Without including any picture, write out the entries exactly as they stand.

[Document page data]
:::
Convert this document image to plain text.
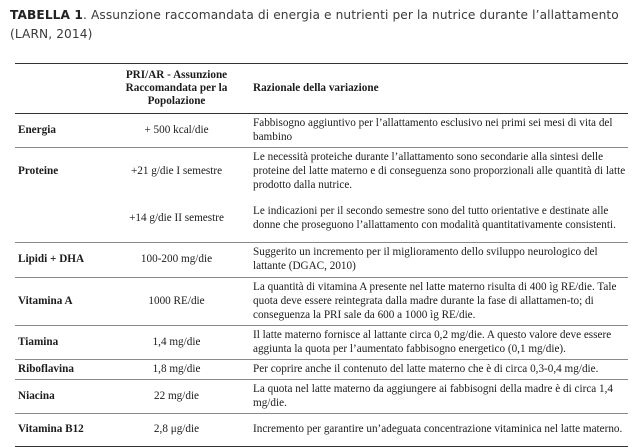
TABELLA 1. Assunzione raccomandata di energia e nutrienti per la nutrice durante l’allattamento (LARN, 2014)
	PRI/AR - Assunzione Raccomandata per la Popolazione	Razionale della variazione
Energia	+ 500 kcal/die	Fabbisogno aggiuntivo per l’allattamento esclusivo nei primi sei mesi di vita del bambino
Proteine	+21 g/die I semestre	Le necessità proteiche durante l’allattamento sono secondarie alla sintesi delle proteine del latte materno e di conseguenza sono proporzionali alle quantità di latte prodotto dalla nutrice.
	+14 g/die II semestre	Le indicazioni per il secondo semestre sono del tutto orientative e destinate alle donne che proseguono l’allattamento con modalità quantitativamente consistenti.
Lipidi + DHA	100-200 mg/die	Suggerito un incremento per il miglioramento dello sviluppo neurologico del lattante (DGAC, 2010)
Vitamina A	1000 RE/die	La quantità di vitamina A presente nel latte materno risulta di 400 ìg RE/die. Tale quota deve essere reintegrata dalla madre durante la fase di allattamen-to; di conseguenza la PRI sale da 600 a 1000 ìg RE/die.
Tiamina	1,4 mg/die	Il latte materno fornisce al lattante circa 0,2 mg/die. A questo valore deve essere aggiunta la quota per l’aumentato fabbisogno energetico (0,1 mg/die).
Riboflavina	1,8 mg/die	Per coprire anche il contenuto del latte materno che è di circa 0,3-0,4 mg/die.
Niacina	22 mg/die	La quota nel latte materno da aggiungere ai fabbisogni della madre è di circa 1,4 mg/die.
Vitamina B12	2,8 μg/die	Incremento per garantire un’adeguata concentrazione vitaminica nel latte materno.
:::
Output below:
Convert this document image to plain text.
TABELLA 1. Assunzione raccomandata di energia e nutrienti per la nutrice durante l’allattamento (LARN, 2014)
	PRI/AR - Assunzione Raccomandata per la Popolazione	Razionale della variazione
Energia	+ 500 kcal/die	Fabbisogno aggiuntivo per l’allattamento esclusivo nei primi sei mesi di vita del bambino
Proteine	+21 g/die I semestre	Le necessità proteiche durante l’allattamento sono secondarie alla sintesi delle proteine del latte materno e di conseguenza sono proporzionali alle quantità di latte prodotto dalla nutrice.
	+14 g/die II semestre	Le indicazioni per il secondo semestre sono del tutto orientative e destinate alle donne che proseguono l’allattamento con modalità quantitativamente consistenti.
Lipidi + DHA	100-200 mg/die	Suggerito un incremento per il miglioramento dello sviluppo neurologico del lattante (DGAC, 2010)
Vitamina A	1000 RE/die	La quantità di vitamina A presente nel latte materno risulta di 400 ìg RE/die. Tale quota deve essere reintegrata dalla madre durante la fase di allattamen-to; di conseguenza la PRI sale da 600 a 1000 ìg RE/die.
Tiamina	1,4 mg/die	Il latte materno fornisce al lattante circa 0,2 mg/die. A questo valore deve essere aggiunta la quota per l’aumentato fabbisogno energetico (0,1 mg/die).
Riboflavina	1,8 mg/die	Per coprire anche il contenuto del latte materno che è di circa 0,3-0,4 mg/die.
Niacina	22 mg/die	La quota nel latte materno da aggiungere ai fabbisogni della madre è di circa 1,4 mg/die.
Vitamina B12	2,8 μg/die	Incremento per garantire un’adeguata concentrazione vitaminica nel latte materno.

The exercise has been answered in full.